• **PROMPT**
Copy out every line of the items below, keeping each one unchanged.
________
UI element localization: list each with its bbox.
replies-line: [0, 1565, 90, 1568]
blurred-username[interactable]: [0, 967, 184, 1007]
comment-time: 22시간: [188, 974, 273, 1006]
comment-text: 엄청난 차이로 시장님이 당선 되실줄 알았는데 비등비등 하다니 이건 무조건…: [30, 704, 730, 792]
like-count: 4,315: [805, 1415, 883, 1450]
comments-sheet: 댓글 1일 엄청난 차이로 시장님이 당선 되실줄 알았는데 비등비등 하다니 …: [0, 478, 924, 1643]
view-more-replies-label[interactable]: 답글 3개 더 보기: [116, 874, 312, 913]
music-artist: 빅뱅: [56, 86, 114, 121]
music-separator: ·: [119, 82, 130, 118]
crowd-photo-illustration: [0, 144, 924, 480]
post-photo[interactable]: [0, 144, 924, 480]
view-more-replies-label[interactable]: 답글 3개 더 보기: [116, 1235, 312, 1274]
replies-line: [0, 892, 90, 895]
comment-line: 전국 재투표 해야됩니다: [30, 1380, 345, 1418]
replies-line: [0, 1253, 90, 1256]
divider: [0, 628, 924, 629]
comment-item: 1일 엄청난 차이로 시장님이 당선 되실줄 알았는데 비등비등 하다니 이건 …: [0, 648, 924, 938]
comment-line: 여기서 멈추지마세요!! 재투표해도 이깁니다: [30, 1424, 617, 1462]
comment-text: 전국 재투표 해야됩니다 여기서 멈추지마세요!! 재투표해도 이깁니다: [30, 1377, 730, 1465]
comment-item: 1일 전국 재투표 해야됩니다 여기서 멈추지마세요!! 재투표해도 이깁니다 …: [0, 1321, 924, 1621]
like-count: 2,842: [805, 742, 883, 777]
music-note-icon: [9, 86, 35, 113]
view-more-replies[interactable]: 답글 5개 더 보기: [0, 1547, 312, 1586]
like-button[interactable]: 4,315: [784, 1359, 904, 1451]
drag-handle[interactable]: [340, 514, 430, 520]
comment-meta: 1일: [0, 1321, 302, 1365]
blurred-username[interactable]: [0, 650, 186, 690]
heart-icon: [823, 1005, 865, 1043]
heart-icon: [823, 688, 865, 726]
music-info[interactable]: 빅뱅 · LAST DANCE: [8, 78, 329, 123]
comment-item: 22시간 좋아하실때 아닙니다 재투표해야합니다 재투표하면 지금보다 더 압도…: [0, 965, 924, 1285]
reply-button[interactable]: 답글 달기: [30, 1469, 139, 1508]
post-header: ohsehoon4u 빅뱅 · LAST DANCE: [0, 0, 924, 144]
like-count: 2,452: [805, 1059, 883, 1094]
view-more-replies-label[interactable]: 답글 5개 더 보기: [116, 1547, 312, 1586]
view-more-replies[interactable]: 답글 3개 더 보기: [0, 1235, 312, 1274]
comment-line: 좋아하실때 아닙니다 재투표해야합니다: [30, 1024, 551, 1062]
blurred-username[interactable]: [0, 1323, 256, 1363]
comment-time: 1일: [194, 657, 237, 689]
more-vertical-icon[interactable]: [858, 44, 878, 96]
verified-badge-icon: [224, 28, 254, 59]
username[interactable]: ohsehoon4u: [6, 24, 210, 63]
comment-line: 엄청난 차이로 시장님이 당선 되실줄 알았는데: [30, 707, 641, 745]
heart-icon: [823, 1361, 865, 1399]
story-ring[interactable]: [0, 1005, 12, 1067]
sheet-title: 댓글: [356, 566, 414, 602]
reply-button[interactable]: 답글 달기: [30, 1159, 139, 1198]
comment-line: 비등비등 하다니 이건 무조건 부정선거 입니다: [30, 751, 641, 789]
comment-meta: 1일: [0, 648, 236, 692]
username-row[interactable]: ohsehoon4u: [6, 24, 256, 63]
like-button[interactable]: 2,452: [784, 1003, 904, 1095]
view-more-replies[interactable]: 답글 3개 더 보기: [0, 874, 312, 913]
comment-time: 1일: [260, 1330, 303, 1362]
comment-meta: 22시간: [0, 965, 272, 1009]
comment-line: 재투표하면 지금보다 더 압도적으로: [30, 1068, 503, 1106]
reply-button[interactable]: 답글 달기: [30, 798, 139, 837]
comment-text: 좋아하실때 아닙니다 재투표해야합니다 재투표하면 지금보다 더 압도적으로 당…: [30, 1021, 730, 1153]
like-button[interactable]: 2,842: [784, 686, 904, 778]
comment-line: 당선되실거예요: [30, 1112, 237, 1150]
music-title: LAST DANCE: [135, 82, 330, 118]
________
• **FINISHED EXERCISE**
UI element localization: list each with its bbox.
replies-line: [0, 1565, 90, 1568]
blurred-username[interactable]: [0, 967, 184, 1007]
comment-time: 22시간: [188, 974, 273, 1006]
comment-text: 엄청난 차이로 시장님이 당선 되실줄 알았는데 비등비등 하다니 이건 무조건…: [30, 704, 730, 792]
like-count: 4,315: [805, 1415, 883, 1450]
comments-sheet: 댓글 1일 엄청난 차이로 시장님이 당선 되실줄 알았는데 비등비등 하다니 …: [0, 478, 924, 1643]
view-more-replies-label[interactable]: 답글 3개 더 보기: [116, 874, 312, 913]
music-artist: 빅뱅: [56, 86, 114, 121]
music-separator: ·: [119, 82, 130, 118]
crowd-photo-illustration: [0, 144, 924, 480]
post-photo[interactable]: [0, 144, 924, 480]
view-more-replies-label[interactable]: 답글 3개 더 보기: [116, 1235, 312, 1274]
replies-line: [0, 892, 90, 895]
comment-line: 전국 재투표 해야됩니다: [30, 1380, 345, 1418]
replies-line: [0, 1253, 90, 1256]
divider: [0, 628, 924, 629]
comment-item: 1일 엄청난 차이로 시장님이 당선 되실줄 알았는데 비등비등 하다니 이건 …: [0, 648, 924, 938]
comment-line: 여기서 멈추지마세요!! 재투표해도 이깁니다: [30, 1424, 617, 1462]
comment-text: 전국 재투표 해야됩니다 여기서 멈추지마세요!! 재투표해도 이깁니다: [30, 1377, 730, 1465]
comment-item: 1일 전국 재투표 해야됩니다 여기서 멈추지마세요!! 재투표해도 이깁니다 …: [0, 1321, 924, 1621]
like-count: 2,842: [805, 742, 883, 777]
music-note-icon: [9, 86, 35, 113]
view-more-replies[interactable]: 답글 5개 더 보기: [0, 1547, 312, 1586]
like-button[interactable]: 4,315: [784, 1359, 904, 1451]
drag-handle[interactable]: [340, 514, 430, 520]
comment-meta: 1일: [0, 1321, 302, 1365]
blurred-username[interactable]: [0, 650, 186, 690]
heart-icon: [823, 1005, 865, 1043]
heart-icon: [823, 688, 865, 726]
music-info[interactable]: 빅뱅 · LAST DANCE: [8, 78, 329, 123]
comment-item: 22시간 좋아하실때 아닙니다 재투표해야합니다 재투표하면 지금보다 더 압도…: [0, 965, 924, 1285]
reply-button[interactable]: 답글 달기: [30, 1469, 139, 1508]
post-header: ohsehoon4u 빅뱅 · LAST DANCE: [0, 0, 924, 144]
like-count: 2,452: [805, 1059, 883, 1094]
view-more-replies-label[interactable]: 답글 5개 더 보기: [116, 1547, 312, 1586]
view-more-replies[interactable]: 답글 3개 더 보기: [0, 1235, 312, 1274]
comment-line: 좋아하실때 아닙니다 재투표해야합니다: [30, 1024, 551, 1062]
blurred-username[interactable]: [0, 1323, 256, 1363]
comment-time: 1일: [194, 657, 237, 689]
more-vertical-icon[interactable]: [858, 44, 878, 96]
verified-badge-icon: [224, 28, 254, 59]
username[interactable]: ohsehoon4u: [6, 24, 210, 63]
comment-line: 엄청난 차이로 시장님이 당선 되실줄 알았는데: [30, 707, 641, 745]
heart-icon: [823, 1361, 865, 1399]
story-ring[interactable]: [0, 1005, 12, 1067]
sheet-title: 댓글: [356, 566, 414, 602]
reply-button[interactable]: 답글 달기: [30, 1159, 139, 1198]
comment-line: 비등비등 하다니 이건 무조건 부정선거 입니다: [30, 751, 641, 789]
comment-meta: 1일: [0, 648, 236, 692]
username-row[interactable]: ohsehoon4u: [6, 24, 256, 63]
like-button[interactable]: 2,452: [784, 1003, 904, 1095]
view-more-replies[interactable]: 답글 3개 더 보기: [0, 874, 312, 913]
comment-time: 1일: [260, 1330, 303, 1362]
comment-meta: 22시간: [0, 965, 272, 1009]
comment-line: 재투표하면 지금보다 더 압도적으로: [30, 1068, 503, 1106]
reply-button[interactable]: 답글 달기: [30, 798, 139, 837]
comment-text: 좋아하실때 아닙니다 재투표해야합니다 재투표하면 지금보다 더 압도적으로 당…: [30, 1021, 730, 1153]
like-button[interactable]: 2,842: [784, 686, 904, 778]
comment-line: 당선되실거예요: [30, 1112, 237, 1150]
music-title: LAST DANCE: [135, 82, 330, 118]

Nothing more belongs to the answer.